• INSTRUCTION:
Take each line containing "this" and report it exactly as written.

Records from a collection
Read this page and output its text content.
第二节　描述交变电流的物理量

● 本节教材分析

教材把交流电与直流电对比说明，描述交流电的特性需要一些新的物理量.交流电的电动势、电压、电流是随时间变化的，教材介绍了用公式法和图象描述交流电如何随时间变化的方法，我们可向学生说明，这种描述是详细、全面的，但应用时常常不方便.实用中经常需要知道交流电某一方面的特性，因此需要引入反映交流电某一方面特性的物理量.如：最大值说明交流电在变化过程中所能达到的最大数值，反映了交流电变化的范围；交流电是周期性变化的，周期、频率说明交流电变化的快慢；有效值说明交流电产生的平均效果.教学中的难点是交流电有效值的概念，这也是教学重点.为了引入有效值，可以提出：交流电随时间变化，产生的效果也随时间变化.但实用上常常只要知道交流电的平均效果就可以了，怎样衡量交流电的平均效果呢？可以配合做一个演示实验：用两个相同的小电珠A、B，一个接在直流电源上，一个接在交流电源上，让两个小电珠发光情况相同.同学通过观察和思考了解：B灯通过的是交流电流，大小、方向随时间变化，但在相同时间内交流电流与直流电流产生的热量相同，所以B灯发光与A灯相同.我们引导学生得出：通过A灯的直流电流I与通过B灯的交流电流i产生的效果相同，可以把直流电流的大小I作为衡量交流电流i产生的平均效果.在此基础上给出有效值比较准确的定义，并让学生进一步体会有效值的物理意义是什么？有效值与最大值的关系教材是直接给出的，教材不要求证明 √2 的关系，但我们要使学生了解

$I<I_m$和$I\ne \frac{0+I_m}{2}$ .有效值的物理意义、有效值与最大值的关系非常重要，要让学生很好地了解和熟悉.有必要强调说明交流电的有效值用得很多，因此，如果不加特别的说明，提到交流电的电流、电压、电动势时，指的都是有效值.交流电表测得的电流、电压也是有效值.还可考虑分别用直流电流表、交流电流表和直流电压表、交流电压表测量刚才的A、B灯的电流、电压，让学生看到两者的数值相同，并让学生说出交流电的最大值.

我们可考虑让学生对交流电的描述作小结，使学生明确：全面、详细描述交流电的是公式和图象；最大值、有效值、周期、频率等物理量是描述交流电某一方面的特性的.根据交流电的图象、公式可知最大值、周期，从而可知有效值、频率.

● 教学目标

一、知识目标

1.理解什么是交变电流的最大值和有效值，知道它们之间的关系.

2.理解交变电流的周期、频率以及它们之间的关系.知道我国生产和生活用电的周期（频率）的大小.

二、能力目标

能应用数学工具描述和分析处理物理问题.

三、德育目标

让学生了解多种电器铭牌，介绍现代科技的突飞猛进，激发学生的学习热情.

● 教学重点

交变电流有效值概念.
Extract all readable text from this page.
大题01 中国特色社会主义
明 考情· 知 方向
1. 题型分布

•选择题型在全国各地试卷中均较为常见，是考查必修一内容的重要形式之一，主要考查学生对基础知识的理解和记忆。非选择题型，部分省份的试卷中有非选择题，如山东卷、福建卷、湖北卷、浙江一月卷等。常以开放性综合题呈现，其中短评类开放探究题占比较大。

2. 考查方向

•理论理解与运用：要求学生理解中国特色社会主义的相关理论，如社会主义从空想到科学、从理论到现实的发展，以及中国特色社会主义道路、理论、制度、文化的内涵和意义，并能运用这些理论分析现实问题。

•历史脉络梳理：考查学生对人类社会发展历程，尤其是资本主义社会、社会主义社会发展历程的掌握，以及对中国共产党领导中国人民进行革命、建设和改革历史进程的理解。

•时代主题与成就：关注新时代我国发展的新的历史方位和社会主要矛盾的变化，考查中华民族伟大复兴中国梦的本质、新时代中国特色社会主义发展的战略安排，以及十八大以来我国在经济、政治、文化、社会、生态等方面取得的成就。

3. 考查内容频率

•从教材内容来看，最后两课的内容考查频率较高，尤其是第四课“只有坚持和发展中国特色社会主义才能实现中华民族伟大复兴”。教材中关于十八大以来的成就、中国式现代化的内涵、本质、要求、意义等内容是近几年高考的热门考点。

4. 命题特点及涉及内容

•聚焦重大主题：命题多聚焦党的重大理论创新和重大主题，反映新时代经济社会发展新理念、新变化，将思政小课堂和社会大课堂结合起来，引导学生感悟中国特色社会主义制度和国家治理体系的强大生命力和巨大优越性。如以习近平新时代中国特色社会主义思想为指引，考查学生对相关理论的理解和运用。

• SOLUTION TO THE EXERCISE:
Read this page and output its text content.
Extract all readable text from this page.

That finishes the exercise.